Dataset entries on figures:
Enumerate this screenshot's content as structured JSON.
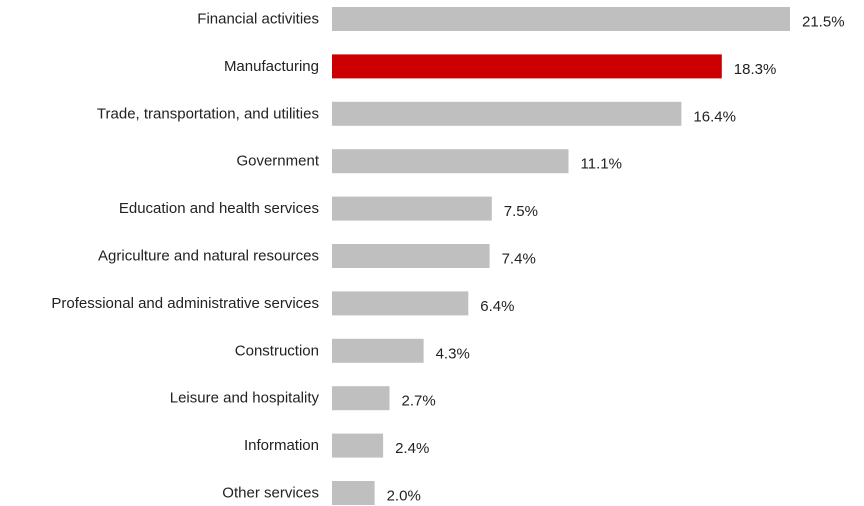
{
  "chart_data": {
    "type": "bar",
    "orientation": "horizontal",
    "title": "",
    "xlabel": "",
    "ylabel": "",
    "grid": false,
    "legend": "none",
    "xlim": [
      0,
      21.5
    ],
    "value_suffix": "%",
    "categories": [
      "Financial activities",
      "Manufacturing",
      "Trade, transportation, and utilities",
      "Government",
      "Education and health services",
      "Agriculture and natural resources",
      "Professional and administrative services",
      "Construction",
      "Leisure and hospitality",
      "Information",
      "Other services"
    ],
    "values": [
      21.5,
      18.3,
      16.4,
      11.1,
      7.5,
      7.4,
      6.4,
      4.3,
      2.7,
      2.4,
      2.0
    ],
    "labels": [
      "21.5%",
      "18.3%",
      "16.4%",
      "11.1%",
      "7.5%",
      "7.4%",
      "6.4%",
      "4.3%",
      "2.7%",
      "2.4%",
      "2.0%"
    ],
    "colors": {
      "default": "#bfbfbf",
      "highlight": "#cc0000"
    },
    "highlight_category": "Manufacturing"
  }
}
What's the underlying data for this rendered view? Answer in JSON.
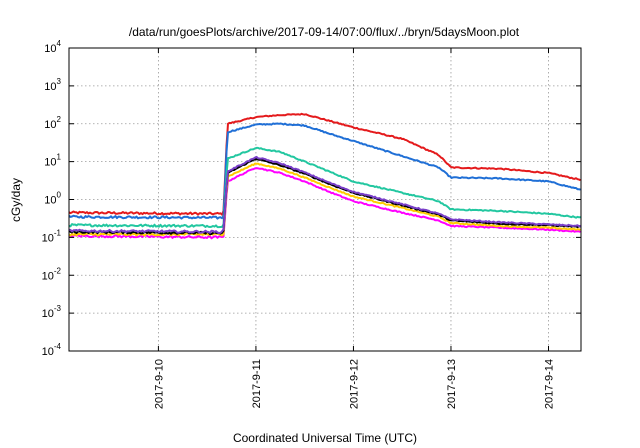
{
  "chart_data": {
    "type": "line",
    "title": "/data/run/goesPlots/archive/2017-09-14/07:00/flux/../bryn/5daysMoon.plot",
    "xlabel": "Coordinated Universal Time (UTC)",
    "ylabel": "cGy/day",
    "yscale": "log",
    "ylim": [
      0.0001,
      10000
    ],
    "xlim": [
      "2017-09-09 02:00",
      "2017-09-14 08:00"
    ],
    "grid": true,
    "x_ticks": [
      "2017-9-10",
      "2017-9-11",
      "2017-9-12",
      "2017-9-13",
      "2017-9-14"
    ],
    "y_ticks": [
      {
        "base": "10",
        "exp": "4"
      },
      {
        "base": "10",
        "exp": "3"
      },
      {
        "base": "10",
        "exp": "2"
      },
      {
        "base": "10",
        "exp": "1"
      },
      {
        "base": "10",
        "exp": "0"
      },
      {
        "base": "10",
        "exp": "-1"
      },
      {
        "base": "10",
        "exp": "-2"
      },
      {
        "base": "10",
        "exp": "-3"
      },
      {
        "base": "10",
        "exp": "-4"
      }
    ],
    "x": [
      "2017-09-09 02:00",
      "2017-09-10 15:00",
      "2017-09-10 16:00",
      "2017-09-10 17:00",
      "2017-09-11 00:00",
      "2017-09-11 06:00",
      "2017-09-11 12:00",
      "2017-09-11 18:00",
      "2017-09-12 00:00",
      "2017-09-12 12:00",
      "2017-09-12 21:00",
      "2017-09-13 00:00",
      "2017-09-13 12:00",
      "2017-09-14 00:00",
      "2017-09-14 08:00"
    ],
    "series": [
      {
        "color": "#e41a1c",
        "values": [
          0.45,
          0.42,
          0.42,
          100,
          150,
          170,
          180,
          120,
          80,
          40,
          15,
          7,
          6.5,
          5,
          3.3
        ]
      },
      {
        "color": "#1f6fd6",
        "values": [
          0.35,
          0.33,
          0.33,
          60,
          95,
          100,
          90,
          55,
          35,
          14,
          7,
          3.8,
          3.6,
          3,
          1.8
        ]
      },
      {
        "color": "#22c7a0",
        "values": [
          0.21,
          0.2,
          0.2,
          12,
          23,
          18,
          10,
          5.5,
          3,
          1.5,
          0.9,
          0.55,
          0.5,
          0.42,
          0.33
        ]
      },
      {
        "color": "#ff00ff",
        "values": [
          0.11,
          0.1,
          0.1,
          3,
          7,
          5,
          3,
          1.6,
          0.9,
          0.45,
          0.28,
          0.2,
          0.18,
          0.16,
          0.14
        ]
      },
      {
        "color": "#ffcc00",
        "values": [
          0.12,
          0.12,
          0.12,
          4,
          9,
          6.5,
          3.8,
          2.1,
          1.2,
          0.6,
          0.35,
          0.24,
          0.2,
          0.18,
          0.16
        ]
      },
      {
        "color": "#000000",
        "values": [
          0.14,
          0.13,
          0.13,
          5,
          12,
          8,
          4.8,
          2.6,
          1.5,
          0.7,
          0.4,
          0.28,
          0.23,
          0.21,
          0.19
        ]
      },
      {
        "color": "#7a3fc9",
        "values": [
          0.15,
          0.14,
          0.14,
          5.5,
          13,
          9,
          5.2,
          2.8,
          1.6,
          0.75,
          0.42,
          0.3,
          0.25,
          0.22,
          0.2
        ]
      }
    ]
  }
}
...
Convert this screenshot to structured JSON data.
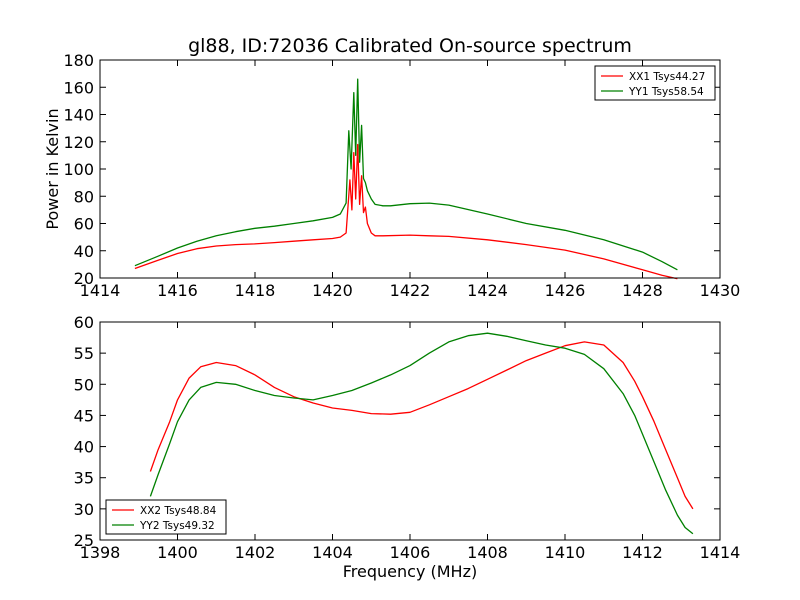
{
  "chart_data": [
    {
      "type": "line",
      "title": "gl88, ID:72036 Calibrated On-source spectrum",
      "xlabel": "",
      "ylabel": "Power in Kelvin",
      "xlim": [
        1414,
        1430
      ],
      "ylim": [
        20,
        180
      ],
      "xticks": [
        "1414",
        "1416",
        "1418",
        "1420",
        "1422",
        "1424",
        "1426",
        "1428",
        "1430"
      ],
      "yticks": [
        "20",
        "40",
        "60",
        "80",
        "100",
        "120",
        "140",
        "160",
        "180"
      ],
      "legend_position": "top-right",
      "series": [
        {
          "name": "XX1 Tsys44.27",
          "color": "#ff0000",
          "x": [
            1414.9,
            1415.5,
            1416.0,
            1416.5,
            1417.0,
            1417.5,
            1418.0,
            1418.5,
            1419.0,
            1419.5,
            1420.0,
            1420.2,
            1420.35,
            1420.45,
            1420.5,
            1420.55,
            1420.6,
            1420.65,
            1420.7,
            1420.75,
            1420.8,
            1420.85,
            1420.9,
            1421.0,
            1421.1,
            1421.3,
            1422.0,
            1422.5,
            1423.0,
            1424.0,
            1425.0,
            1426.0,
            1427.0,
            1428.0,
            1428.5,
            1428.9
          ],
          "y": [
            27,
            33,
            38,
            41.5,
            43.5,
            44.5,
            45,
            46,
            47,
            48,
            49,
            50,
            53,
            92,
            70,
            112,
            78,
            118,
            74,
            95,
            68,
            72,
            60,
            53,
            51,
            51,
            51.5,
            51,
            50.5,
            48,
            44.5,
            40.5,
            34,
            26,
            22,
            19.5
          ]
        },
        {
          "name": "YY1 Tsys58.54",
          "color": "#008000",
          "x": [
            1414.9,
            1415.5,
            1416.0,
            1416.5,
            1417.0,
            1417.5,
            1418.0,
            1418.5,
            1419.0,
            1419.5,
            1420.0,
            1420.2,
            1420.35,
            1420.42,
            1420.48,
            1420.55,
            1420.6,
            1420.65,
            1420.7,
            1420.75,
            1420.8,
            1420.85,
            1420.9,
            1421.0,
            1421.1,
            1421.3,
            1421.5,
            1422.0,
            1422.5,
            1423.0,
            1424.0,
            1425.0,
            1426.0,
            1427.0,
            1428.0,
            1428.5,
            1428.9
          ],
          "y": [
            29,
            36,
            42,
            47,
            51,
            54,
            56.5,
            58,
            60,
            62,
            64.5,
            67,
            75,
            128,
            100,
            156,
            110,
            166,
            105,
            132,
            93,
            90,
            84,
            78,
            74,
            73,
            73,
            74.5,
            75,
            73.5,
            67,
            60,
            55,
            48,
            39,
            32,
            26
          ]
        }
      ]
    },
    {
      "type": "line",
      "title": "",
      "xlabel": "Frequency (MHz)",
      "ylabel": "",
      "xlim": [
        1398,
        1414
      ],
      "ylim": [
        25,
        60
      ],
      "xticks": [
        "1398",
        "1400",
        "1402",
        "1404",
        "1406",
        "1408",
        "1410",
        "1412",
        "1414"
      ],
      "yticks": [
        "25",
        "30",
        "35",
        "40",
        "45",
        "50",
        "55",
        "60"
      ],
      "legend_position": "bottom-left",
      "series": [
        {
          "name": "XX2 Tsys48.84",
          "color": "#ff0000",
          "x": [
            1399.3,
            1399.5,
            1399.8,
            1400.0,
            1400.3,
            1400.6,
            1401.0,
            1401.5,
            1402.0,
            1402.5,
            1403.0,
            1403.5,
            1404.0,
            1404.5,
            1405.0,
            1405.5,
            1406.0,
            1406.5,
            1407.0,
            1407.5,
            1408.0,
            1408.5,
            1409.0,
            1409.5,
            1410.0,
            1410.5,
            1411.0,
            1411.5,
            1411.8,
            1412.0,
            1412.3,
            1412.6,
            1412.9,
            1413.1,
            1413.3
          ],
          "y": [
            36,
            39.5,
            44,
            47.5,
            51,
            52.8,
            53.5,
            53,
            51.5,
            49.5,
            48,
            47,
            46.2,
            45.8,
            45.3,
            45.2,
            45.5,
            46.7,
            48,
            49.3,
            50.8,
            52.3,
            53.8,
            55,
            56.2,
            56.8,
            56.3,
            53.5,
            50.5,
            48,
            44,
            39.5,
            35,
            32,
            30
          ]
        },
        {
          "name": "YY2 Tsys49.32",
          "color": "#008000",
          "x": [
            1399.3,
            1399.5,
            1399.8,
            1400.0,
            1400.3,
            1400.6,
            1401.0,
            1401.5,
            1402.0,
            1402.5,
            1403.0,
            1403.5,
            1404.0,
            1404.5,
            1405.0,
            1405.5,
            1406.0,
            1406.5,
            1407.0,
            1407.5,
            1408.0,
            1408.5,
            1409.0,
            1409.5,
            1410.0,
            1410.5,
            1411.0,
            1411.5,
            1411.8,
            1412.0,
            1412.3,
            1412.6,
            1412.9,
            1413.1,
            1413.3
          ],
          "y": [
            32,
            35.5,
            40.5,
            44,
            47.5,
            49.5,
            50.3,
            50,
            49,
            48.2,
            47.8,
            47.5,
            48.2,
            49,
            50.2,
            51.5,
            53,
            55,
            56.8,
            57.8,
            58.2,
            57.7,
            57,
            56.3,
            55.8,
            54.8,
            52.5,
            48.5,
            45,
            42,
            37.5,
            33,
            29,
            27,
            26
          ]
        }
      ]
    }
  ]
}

# PROBLEM DETAILS:
Gather up, from the records above, each line where the word "ylabel" appears.

# EXERCISE SOLUTION:
    "ylabel": "",
    "ylabel": "cGy/day",
      "ylabel": "Power in Kelvin",
      "ylabel": "",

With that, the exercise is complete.